__PASSAGE GIVEN__:
▶
An Elegant Open Notebook

I’ve been looking for an open notebook solution for some time. Tonight, I think I’ve hit a combination of tools that are sufficiently powerful and straightforward enough that I can integrate them into my undergraduate teaching. But first:

Caleb McDaniel’s eloquent argument for why one would want to do it is here: http://wcm1.web.rice.edu/open-notebook-history.html

Carl Boettiger is another inspiration: http://www.carlboettiger.info/lab-notebook.html

Mark Madsen’s explanation of how his open notebook works – and the logic he organizes it by – is similarly an inspiration: http://notebook.madsenlab.org/labnotebook.html

and Ben Marwick’s work is pathbreaking (especially within archaeology): http://rstudio-pubs-static.s3.amazonaws.com/14247_4703e332c133404b9765f61082dd54cc.html

Right. So what is this solution? Zettlekasten + Pykwiki. In an earlier post I got the one-card-per-note ‘zettlekasten’ system that Dan Sheffler uses working on my machine (by the way, you will learn a *lot* if you spend some time reading Dan’s thoughts on the art of note taking). In essence, Dan’s system is just a simple plugin for Sublime Text that designates a particular folder a ‘wiki’. When I type [[ Sublime text shows me a quick list of every markdown file in that folder which I can select to make a link. The link then shows up in my file as [[something like this]] and I can ctrl click on that link to jump to the other file. If there is no file when I hit [[ I can click to create a new file with the text between the [[ and ]] as the file name. It’s a bit like Notational Velocity in that regard (and of course, you could use Notational Velocity if you wanted, though – I’d have to check – I don’t think you can save your notes as separate .md files update: yes, yes you can. In ‘preferences, notes, storage’ there are two lists of file types. Hit the + button under each one in turn, adding ‘md’. Then, highlight the other options and hit the – button. Folks just getting started – start with nvAlt. You can also crosslink as described above in nvAlt using the [[ and typing the first letters of the card you wish to crosslink to).

So, with a bit of forethought and sensible naming conventions, I can quickly build up quite a network of cards. Dan also has a script for exporting annotations made on pdfs from Skim as markdown files (my post on this), and the resulting md file can be chopped up quickly or integrated into the existing network of cards).

This is good. What is even better is being able to keep this structure, searchable, online in a way that could be forked. This is where Pykwiki comes into the picture. Pykwiki is a static site generator, run from the command line, that will take a folder of .md files and generate a site from them, which you can then put on your own server space (see a list of features here). Now, I could just put my Zettlekasten in a github repo in the first place, and then push them online. But the files would lose that network of connections – remember, Sublime is interpreting my [[ ]] as an internal link. Pykwiki *also* understands those [[ ]] as internal links! (caveat: don’t have any spaces in file names).
◀
[Layout region records]
▶
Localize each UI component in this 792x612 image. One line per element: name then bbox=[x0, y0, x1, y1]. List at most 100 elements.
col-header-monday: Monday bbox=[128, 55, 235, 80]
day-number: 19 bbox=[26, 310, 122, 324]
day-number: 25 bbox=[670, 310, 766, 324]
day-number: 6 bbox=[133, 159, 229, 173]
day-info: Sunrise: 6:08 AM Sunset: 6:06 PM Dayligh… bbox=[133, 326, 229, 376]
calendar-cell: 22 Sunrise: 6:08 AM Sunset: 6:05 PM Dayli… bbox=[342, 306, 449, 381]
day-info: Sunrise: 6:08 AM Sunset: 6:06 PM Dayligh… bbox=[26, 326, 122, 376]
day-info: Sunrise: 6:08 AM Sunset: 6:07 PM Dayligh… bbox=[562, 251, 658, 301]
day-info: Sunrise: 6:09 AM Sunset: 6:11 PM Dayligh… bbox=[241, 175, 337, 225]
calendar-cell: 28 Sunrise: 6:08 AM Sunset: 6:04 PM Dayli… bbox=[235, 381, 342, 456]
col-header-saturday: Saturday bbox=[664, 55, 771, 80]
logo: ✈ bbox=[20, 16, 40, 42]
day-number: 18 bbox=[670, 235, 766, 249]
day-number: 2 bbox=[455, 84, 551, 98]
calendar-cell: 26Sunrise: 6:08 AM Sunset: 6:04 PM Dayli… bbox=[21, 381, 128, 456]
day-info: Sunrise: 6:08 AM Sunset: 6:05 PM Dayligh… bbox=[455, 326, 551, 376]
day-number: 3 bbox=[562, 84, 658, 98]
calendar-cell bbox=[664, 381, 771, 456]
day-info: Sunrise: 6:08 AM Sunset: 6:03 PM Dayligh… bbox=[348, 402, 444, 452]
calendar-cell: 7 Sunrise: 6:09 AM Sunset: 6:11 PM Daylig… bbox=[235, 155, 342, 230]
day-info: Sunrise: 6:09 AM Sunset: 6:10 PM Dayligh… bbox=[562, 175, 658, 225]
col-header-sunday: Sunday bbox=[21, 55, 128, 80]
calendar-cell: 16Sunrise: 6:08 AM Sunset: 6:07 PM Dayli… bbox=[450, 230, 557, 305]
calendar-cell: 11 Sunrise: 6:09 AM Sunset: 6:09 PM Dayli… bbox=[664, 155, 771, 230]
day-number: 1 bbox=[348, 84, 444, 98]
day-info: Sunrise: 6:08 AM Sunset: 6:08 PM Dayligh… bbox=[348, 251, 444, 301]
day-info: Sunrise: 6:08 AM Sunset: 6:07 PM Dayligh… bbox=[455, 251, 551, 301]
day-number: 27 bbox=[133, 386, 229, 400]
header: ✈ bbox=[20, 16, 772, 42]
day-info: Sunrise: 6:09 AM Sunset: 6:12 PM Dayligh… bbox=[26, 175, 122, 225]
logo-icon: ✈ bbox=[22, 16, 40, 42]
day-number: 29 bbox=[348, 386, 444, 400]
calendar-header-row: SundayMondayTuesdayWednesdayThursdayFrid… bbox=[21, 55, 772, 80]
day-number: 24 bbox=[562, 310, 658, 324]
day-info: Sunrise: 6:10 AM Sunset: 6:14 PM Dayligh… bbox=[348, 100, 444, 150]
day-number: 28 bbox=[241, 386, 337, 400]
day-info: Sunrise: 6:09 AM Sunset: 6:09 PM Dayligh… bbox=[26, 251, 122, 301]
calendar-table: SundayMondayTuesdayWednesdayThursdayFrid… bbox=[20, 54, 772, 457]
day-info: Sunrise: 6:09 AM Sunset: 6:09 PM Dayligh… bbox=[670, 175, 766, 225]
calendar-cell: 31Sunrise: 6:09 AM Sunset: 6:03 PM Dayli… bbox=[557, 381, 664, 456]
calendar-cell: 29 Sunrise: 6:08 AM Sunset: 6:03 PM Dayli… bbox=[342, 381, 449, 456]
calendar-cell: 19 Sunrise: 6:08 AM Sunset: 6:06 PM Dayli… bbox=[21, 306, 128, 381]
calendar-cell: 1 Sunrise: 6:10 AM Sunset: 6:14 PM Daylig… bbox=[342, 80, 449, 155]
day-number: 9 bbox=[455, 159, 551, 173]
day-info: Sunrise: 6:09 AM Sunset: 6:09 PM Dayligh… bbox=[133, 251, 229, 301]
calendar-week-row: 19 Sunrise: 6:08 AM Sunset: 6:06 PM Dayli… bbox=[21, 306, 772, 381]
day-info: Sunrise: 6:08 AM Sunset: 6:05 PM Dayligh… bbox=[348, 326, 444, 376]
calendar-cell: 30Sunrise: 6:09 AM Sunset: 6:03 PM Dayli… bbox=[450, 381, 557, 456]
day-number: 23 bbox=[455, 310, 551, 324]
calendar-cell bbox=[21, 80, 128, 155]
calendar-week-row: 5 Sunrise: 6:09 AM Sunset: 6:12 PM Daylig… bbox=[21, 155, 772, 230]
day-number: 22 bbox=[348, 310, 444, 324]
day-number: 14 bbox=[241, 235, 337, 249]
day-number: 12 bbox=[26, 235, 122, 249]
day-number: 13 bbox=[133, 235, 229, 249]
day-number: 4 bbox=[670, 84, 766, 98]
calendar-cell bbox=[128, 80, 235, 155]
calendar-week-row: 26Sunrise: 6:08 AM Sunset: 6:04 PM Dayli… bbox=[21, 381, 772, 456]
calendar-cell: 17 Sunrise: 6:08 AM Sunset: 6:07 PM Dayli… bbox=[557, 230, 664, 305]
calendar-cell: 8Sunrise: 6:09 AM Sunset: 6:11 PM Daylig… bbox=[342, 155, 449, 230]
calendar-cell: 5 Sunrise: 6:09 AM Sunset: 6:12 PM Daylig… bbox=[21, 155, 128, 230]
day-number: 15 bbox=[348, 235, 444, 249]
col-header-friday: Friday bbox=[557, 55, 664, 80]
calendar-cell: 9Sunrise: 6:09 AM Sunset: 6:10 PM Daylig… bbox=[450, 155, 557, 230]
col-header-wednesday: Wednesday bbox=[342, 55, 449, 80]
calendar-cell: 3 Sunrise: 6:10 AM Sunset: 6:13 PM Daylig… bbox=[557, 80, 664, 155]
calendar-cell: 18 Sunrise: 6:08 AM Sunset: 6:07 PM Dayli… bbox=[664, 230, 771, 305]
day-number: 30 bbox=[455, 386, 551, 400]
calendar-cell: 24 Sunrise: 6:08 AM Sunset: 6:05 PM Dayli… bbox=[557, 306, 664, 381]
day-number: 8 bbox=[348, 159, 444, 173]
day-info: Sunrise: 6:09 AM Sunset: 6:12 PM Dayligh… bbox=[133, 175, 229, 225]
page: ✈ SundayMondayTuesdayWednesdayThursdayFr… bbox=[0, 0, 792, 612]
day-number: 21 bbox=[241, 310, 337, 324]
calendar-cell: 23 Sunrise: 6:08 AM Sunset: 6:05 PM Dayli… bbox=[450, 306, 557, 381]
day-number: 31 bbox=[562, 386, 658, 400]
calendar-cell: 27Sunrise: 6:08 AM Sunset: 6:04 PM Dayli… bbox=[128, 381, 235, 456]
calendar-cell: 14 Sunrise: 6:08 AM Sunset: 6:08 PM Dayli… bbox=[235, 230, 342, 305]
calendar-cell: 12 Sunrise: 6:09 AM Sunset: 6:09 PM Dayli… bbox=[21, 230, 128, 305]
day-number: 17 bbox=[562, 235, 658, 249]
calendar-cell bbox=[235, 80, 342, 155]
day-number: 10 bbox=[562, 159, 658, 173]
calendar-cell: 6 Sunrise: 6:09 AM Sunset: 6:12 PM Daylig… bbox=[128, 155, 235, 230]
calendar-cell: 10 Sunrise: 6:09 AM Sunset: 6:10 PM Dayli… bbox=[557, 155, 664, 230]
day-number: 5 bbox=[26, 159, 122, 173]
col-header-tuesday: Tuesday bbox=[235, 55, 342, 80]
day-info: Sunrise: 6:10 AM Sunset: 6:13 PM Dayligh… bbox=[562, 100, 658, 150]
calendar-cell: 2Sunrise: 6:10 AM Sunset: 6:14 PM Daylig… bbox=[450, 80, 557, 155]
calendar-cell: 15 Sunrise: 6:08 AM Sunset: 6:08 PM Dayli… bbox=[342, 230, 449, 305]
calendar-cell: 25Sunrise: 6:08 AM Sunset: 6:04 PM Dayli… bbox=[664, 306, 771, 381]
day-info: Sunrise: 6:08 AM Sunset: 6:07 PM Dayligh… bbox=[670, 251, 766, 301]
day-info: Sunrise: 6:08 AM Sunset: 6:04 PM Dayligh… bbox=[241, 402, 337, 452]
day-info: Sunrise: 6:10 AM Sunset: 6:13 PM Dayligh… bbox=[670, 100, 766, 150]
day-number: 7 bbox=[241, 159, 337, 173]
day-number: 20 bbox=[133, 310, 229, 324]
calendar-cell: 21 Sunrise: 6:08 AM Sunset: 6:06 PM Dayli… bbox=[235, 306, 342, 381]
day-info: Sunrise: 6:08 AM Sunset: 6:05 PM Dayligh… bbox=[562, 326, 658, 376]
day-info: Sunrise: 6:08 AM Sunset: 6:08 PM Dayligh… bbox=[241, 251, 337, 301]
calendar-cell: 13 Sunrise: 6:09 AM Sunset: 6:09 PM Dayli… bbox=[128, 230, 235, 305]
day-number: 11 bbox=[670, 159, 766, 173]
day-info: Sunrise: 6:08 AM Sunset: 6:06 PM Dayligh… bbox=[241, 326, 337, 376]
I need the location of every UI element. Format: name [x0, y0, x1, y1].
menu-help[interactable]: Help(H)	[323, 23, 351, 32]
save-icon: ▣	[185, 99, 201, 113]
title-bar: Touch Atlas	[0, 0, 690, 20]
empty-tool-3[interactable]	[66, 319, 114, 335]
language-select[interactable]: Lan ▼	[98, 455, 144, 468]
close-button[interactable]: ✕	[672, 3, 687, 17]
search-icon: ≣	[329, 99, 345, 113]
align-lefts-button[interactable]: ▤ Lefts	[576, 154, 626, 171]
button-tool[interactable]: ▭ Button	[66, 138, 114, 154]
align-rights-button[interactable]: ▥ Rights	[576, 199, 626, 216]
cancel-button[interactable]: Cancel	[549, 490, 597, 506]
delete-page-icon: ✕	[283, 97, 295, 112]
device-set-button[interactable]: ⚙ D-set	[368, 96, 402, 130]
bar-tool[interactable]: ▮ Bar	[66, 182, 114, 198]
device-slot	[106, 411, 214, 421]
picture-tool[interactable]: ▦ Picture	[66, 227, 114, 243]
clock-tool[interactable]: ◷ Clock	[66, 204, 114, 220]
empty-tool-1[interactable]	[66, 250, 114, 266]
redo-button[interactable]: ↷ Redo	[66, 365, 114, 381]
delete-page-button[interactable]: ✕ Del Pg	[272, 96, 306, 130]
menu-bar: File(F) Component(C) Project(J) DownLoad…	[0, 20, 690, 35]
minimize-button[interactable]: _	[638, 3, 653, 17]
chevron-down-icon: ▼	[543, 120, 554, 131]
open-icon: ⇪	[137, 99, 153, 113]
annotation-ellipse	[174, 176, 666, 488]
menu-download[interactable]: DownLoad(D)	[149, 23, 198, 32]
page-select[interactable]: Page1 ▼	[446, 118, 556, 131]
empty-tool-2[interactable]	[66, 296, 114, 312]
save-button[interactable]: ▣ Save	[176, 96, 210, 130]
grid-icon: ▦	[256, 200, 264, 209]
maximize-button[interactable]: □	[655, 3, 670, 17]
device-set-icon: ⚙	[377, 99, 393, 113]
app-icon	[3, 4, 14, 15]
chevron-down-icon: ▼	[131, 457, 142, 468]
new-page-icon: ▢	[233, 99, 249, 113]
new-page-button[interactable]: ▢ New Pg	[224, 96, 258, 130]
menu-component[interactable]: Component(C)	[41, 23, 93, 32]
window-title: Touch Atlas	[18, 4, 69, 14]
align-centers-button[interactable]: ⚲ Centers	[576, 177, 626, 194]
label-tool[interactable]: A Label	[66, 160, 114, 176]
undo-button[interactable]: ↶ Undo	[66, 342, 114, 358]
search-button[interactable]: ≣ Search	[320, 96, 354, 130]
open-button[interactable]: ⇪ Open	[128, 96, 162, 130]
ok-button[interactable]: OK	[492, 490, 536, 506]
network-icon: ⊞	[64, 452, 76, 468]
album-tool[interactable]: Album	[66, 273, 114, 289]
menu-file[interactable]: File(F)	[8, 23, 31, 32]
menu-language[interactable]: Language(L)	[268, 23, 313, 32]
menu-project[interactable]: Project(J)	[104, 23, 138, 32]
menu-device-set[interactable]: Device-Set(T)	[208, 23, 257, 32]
◀
__SHORT PROBLEM 1__: Summarize the open notebook post in two sentences.
__SHORT PROBLEM 2__: Write out verbatim the rows of the layout region records, from the first row through the line containing "day-number: 6 bbox=[133, 159, 229, 173]", with both ends included.
The open notebook post and the rows are independent of each other.

__WORKED ANSWER 1__: The author has found a combination of tools for an open notebook, Zettlekasten plus Pykwiki, that is powerful and straightforward enough to use in undergraduate teaching, and credits McDaniel, Boettiger, Madsen and Marwick as inspirations. Dan Sheffler's Sublime Text plugin turns a folder of markdown files into a wiki of linked cards, and Pykwiki, a command-line static site generator, builds a site from that folder for the author's own server while still reading the [[ ]] links as internal links.

__WORKED ANSWER 2__:
Localize each UI component in this 792x612 image. One line per element: name then bbox=[x0, y0, x1, y1]. List at most 100 elements.
col-header-monday: Monday bbox=[128, 55, 235, 80]
day-number: 19 bbox=[26, 310, 122, 324]
day-number: 25 bbox=[670, 310, 766, 324]
day-number: 6 bbox=[133, 159, 229, 173]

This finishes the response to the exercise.